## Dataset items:
* * * * * * *

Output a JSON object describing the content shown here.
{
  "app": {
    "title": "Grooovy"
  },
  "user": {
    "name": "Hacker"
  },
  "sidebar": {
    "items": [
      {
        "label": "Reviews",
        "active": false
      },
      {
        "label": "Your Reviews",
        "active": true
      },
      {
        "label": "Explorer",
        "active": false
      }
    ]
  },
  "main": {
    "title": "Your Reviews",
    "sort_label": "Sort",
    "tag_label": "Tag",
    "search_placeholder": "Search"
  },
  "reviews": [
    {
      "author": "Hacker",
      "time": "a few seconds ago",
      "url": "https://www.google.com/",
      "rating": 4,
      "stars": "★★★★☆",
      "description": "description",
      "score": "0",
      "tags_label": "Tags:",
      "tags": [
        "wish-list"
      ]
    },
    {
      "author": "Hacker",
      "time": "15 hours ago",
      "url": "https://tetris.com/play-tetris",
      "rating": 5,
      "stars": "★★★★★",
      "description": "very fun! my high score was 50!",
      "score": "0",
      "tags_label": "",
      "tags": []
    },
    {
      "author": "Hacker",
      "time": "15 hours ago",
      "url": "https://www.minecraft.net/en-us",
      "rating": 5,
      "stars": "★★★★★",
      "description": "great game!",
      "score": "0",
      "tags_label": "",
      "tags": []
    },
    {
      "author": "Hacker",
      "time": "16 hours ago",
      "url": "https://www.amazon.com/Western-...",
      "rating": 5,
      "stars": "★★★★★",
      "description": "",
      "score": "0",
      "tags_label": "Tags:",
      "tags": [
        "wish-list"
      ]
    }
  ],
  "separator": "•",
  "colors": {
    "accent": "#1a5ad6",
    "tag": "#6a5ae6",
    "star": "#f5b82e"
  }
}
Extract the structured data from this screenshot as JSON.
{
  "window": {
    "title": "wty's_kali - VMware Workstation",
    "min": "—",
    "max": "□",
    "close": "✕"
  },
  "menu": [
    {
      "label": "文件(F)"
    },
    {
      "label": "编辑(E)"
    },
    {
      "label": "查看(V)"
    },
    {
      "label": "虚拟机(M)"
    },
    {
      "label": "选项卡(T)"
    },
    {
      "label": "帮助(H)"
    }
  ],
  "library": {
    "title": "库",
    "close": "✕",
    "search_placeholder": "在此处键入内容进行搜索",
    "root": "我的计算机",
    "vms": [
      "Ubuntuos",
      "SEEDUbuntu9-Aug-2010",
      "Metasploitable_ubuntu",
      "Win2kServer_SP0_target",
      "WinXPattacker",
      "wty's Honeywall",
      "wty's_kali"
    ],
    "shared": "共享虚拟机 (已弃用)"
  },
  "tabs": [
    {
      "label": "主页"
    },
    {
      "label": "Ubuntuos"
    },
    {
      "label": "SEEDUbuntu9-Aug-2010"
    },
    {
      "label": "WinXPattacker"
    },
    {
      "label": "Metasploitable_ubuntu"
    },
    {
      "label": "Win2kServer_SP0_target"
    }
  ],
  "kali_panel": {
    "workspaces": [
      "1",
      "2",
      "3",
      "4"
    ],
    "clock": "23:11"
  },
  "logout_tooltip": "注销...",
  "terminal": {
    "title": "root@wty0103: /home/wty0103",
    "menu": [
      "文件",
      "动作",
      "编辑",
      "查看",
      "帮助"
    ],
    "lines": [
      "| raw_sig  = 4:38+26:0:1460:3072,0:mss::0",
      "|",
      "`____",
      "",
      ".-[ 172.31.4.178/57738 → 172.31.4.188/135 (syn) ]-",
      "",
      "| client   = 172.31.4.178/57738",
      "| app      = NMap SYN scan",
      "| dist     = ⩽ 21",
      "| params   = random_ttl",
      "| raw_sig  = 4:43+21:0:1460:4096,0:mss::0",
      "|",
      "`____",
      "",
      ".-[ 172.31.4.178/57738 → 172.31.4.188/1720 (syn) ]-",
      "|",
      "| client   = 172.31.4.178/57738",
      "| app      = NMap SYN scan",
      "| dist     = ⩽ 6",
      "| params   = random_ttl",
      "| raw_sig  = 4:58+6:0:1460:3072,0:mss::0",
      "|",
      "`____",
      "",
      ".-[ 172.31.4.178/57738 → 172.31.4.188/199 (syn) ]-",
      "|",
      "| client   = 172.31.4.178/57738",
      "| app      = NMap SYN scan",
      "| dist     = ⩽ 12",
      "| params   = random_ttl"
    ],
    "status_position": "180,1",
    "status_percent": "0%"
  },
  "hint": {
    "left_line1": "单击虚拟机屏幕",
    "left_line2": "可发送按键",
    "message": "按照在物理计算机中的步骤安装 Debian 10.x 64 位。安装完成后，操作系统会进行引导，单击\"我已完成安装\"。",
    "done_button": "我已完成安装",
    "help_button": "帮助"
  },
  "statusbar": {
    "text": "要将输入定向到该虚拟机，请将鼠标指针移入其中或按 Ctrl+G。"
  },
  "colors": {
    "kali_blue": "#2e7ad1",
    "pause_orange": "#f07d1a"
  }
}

* * * * * * *

## THE PROBLEM:
Calculate how many lines of the material include the string "Your", and state that number by itself.

## COMPLETE RESPONSE:
2